═══ Entries provided ═══

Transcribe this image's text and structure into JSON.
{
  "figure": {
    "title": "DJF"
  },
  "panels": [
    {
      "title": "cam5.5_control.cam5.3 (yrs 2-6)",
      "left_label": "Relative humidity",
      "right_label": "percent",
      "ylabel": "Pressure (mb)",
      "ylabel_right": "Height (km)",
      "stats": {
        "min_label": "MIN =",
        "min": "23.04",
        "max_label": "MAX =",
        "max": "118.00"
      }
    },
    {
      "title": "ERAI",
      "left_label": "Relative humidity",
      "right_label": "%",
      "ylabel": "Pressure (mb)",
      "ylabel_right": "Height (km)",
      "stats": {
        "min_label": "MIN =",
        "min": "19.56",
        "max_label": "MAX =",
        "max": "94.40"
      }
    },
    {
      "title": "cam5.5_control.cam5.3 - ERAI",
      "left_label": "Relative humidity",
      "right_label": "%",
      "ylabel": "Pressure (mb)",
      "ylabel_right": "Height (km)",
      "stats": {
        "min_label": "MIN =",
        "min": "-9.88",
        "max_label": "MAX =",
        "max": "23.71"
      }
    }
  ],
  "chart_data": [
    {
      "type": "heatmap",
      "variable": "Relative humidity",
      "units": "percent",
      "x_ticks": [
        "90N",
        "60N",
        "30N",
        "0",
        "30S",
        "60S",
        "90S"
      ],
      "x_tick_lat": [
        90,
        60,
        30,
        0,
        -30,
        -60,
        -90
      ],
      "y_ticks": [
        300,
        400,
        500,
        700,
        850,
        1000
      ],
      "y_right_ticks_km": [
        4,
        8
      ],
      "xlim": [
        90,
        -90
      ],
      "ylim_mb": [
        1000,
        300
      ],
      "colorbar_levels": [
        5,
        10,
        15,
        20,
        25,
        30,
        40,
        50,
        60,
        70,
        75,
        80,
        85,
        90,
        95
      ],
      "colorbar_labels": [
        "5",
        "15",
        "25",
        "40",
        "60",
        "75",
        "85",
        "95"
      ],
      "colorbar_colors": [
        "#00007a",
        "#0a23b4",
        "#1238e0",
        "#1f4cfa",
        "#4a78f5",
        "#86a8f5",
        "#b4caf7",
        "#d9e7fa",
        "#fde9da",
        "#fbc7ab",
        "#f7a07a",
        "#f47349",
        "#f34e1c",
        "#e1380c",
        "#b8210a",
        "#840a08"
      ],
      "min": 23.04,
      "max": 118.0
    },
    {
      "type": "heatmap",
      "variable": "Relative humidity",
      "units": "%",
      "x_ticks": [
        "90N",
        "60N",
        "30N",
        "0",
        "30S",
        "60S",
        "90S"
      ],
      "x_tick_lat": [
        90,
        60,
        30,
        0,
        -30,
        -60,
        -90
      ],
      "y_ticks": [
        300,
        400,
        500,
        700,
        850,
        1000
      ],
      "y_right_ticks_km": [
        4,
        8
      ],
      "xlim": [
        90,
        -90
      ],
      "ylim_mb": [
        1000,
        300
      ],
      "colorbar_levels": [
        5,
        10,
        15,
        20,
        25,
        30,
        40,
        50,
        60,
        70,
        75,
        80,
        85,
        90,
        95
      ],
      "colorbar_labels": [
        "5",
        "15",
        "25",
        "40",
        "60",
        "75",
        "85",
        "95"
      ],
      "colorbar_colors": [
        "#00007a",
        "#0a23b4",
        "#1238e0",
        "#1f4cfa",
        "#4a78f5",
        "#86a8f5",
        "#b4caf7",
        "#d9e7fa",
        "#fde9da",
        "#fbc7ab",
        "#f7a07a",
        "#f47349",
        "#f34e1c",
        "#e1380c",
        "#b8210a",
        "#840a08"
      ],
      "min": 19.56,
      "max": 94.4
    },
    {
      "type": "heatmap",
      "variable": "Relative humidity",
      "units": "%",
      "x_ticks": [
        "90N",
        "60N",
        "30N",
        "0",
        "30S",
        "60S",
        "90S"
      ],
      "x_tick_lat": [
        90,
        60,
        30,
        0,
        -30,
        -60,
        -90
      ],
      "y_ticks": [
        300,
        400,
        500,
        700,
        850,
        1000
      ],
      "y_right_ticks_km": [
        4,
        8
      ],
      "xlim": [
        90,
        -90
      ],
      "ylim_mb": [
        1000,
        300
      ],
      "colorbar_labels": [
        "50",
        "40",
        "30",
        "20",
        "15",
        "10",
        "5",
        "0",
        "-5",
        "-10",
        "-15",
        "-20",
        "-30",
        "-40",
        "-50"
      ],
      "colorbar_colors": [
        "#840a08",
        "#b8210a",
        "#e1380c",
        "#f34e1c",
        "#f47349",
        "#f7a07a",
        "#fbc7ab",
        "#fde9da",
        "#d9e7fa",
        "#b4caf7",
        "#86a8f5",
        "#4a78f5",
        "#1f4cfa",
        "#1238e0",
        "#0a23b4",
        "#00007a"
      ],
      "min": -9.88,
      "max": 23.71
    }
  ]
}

═══

-- Exercise directions --
Could you transcribe the records in full, exactly?

-- Result of the exercise --
Transcribe this image's text and structure into JSON.
{
  "figure": {
    "title": "DJF"
  },
  "panels": [
    {
      "title": "cam5.5_control.cam5.3 (yrs 2-6)",
      "left_label": "Relative humidity",
      "right_label": "percent",
      "ylabel": "Pressure (mb)",
      "ylabel_right": "Height (km)",
      "stats": {
        "min_label": "MIN =",
        "min": "23.04",
        "max_label": "MAX =",
        "max": "118.00"
      }
    },
    {
      "title": "ERAI",
      "left_label": "Relative humidity",
      "right_label": "%",
      "ylabel": "Pressure (mb)",
      "ylabel_right": "Height (km)",
      "stats": {
        "min_label": "MIN =",
        "min": "19.56",
        "max_label": "MAX =",
        "max": "94.40"
      }
    },
    {
      "title": "cam5.5_control.cam5.3 - ERAI",
      "left_label": "Relative humidity",
      "right_label": "%",
      "ylabel": "Pressure (mb)",
      "ylabel_right": "Height (km)",
      "stats": {
        "min_label": "MIN =",
        "min": "-9.88",
        "max_label": "MAX =",
        "max": "23.71"
      }
    }
  ],
  "chart_data": [
    {
      "type": "heatmap",
      "variable": "Relative humidity",
      "units": "percent",
      "x_ticks": [
        "90N",
        "60N",
        "30N",
        "0",
        "30S",
        "60S",
        "90S"
      ],
      "x_tick_lat": [
        90,
        60,
        30,
        0,
        -30,
        -60,
        -90
      ],
      "y_ticks": [
        300,
        400,
        500,
        700,
        850,
        1000
      ],
      "y_right_ticks_km": [
        4,
        8
      ],
      "xlim": [
        90,
        -90
      ],
      "ylim_mb": [
        1000,
        300
      ],
      "colorbar_levels": [
        5,
        10,
        15,
        20,
        25,
        30,
        40,
        50,
        60,
        70,
        75,
        80,
        85,
        90,
        95
      ],
      "colorbar_labels": [
        "5",
        "15",
        "25",
        "40",
        "60",
        "75",
        "85",
        "95"
      ],
      "colorbar_colors": [
        "#00007a",
        "#0a23b4",
        "#1238e0",
        "#1f4cfa",
        "#4a78f5",
        "#86a8f5",
        "#b4caf7",
        "#d9e7fa",
        "#fde9da",
        "#fbc7ab",
        "#f7a07a",
        "#f47349",
        "#f34e1c",
        "#e1380c",
        "#b8210a",
        "#840a08"
      ],
      "min": 23.04,
      "max": 118.0
    },
    {
      "type": "heatmap",
      "variable": "Relative humidity",
      "units": "%",
      "x_ticks": [
        "90N",
        "60N",
        "30N",
        "0",
        "30S",
        "60S",
        "90S"
      ],
      "x_tick_lat": [
        90,
        60,
        30,
        0,
        -30,
        -60,
        -90
      ],
      "y_ticks": [
        300,
        400,
        500,
        700,
        850,
        1000
      ],
      "y_right_ticks_km": [
        4,
        8
      ],
      "xlim": [
        90,
        -90
      ],
      "ylim_mb": [
        1000,
        300
      ],
      "colorbar_levels": [
        5,
        10,
        15,
        20,
        25,
        30,
        40,
        50,
        60,
        70,
        75,
        80,
        85,
        90,
        95
      ],
      "colorbar_labels": [
        "5",
        "15",
        "25",
        "40",
        "60",
        "75",
        "85",
        "95"
      ],
      "colorbar_colors": [
        "#00007a",
        "#0a23b4",
        "#1238e0",
        "#1f4cfa",
        "#4a78f5",
        "#86a8f5",
        "#b4caf7",
        "#d9e7fa",
        "#fde9da",
        "#fbc7ab",
        "#f7a07a",
        "#f47349",
        "#f34e1c",
        "#e1380c",
        "#b8210a",
        "#840a08"
      ],
      "min": 19.56,
      "max": 94.4
    },
    {
      "type": "heatmap",
      "variable": "Relative humidity",
      "units": "%",
      "x_ticks": [
        "90N",
        "60N",
        "30N",
        "0",
        "30S",
        "60S",
        "90S"
      ],
      "x_tick_lat": [
        90,
        60,
        30,
        0,
        -30,
        -60,
        -90
      ],
      "y_ticks": [
        300,
        400,
        500,
        700,
        850,
        1000
      ],
      "y_right_ticks_km": [
        4,
        8
      ],
      "xlim": [
        90,
        -90
      ],
      "ylim_mb": [
        1000,
        300
      ],
      "colorbar_labels": [
        "50",
        "40",
        "30",
        "20",
        "15",
        "10",
        "5",
        "0",
        "-5",
        "-10",
        "-15",
        "-20",
        "-30",
        "-40",
        "-50"
      ],
      "colorbar_colors": [
        "#840a08",
        "#b8210a",
        "#e1380c",
        "#f34e1c",
        "#f47349",
        "#f7a07a",
        "#fbc7ab",
        "#fde9da",
        "#d9e7fa",
        "#b4caf7",
        "#86a8f5",
        "#4a78f5",
        "#1f4cfa",
        "#1238e0",
        "#0a23b4",
        "#00007a"
      ],
      "min": -9.88,
      "max": 23.71
    }
  ]
}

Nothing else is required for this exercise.